▸ Requirement
Lines that include the word "frac" are the ones to copy.

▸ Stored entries
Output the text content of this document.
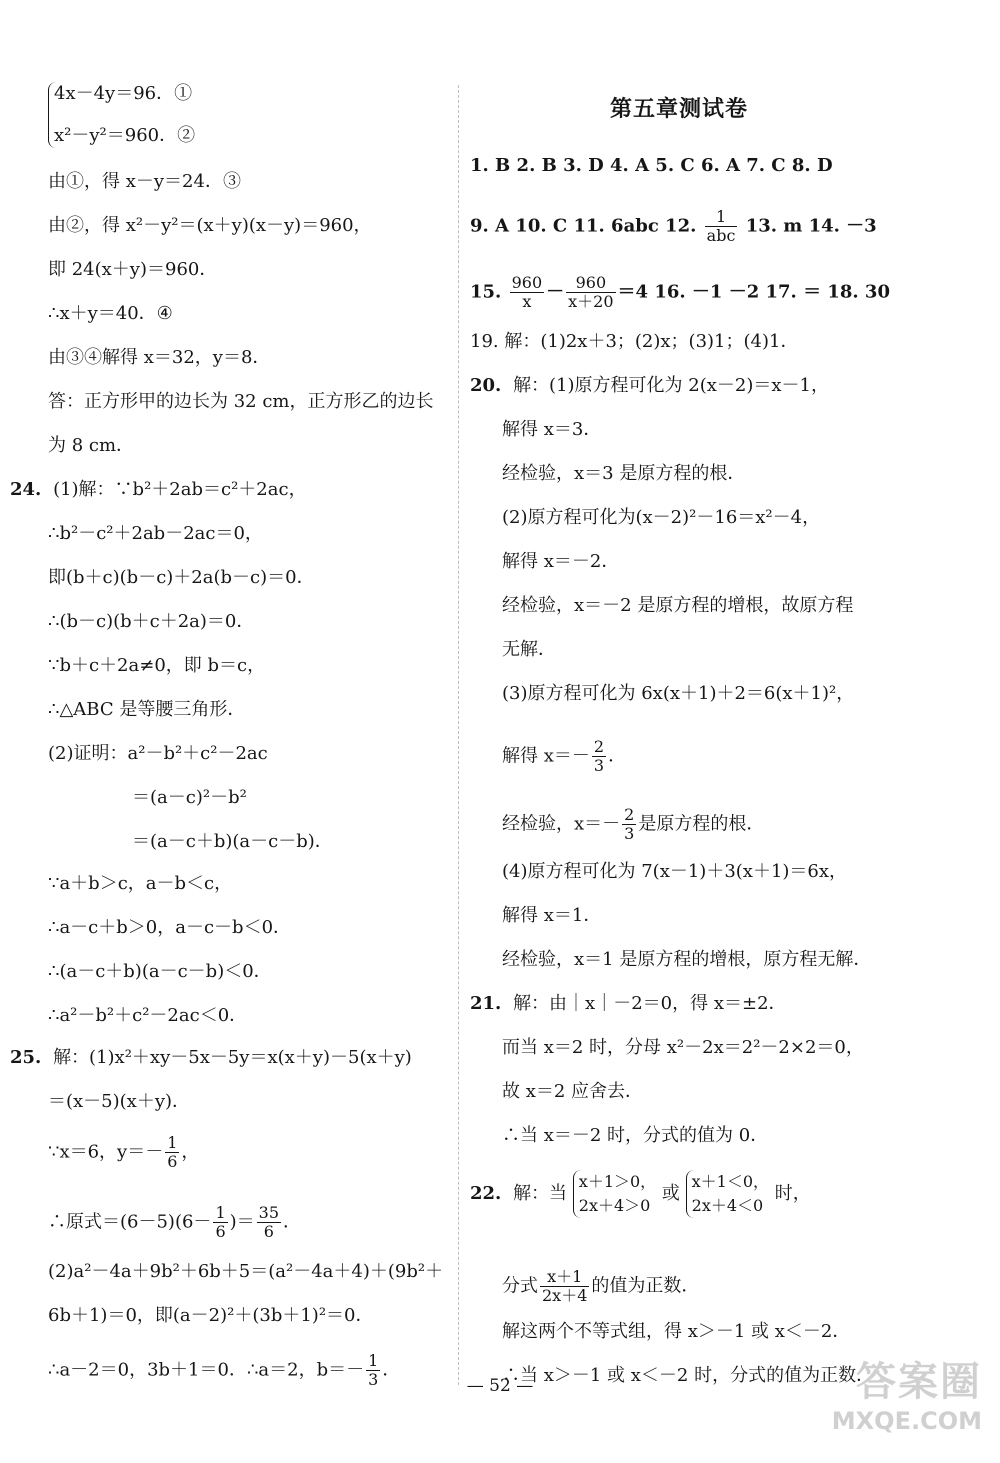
4x－4y＝96．①
x²－y²＝960．②
由①，得 x－y＝24．③
由②，得 x²－y²＝(x＋y)(x－y)＝960，
即 24(x＋y)＝960．
∴x＋y＝40．④
由③④解得 x＝32，y＝8．
答：正方形甲的边长为 32 cm，正方形乙的边长
为 8 cm．
24. (1)解：∵b²＋2ab＝c²＋2ac，
∴b²－c²＋2ab－2ac＝0，
即(b＋c)(b－c)＋2a(b－c)＝0．
∴(b－c)(b＋c＋2a)＝0．
∵b＋c＋2a≠0，即 b＝c，
∴△ABC 是等腰三角形．
(2)证明：a²－b²＋c²－2ac
＝(a－c)²－b²
＝(a－c＋b)(a－c－b)．
∵a＋b＞c，a－b＜c，
∴a－c＋b＞0，a－c－b＜0．
∴(a－c＋b)(a－c－b)＜0．
∴a²－b²＋c²－2ac＜0．
25. 解：(1)x²＋xy－5x－5y＝x(x＋y)－5(x＋y)
＝(x－5)(x＋y)．
∵x＝6，$y=- \frac{1}{6}$ ，
∴原式$=(6-5)(6- \frac{1}{6}$ )＝ $\frac{35}{6}$ ．
(2)a²－4a＋9b²＋6b＋5＝(a²－4a＋4)＋(9b²＋
6b＋1)＝0，即(a－2)²＋(3b＋1)²＝0．
∴a－2＝0，3b＋1＝0．∴a＝2，$b=- \frac{1}{3}$ ．
第五章测试卷
1. B 2. B 3. D 4. A 5. C 6. A 7. C 8. D
9. A 10. C 11. 6abc 12. $\frac{1}{\text{abc}} 13$. m 14. －3
15. $\frac{960}{x} - \frac{960}{x+20} =4$ 16. －1 －2 17. ＝ 18. 30
19. 解：(1)2x＋3；(2)x；(3)1；(4)1．
20. 解：(1)原方程可化为 2(x－2)＝x－1，
解得 x＝3．
经检验，x＝3 是原方程的根．
(2)原方程可化为(x－2)²－16＝x²－4，
解得 x＝－2．
经检验，x＝－2 是原方程的增根，故原方程
无解．
(3)原方程可化为 6x(x＋1)＋2＝6(x＋1)²，
解得 $x=- \frac{2}{3}$ ．
经检验，$x=- \frac{2}{3}$ 是原方程的根．
(4)原方程可化为 7(x－1)＋3(x＋1)＝6x，
解得 x＝1．
经检验，x＝1 是原方程的增根，原方程无解．
21. 解：由｜x｜－2＝0，得 x＝±2．
而当 x＝2 时，分母 x²－2x＝2²－2×2＝0，
故 x＝2 应舍去．
∴当 x＝－2 时，分式的值为 0．
22. 解：当
x＋1＞0，
2x＋4＞0
或
x＋1＜0，
2x＋4＜0
时，
分式 $\frac{x+1}{2x+4}$ 的值为正数．
解这两个不等式组，得 x＞－1 或 x＜－2．
∴当 x＞－1 或 x＜－2 时，分式的值为正数．
— 52 —	答案圈
MXQE.COM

▸ Completed exercise
∵x＝6，$y=- \frac{1}{6}$ ，
∴原式$=(6-5)(6- \frac{1}{6}$ )＝ $\frac{35}{6}$ ．
∴a－2＝0，3b＋1＝0．∴a＝2，$b=- \frac{1}{3}$ ．
9. A 10. C 11. 6abc 12. $\frac{1}{\text{abc}} 13$. m 14. －3
15. $\frac{960}{x} - \frac{960}{x+20} =4$ 16. －1 －2 17. ＝ 18. 30
解得 $x=- \frac{2}{3}$ ．
经检验，$x=- \frac{2}{3}$ 是原方程的根．
分式 $\frac{x+1}{2x+4}$ 的值为正数．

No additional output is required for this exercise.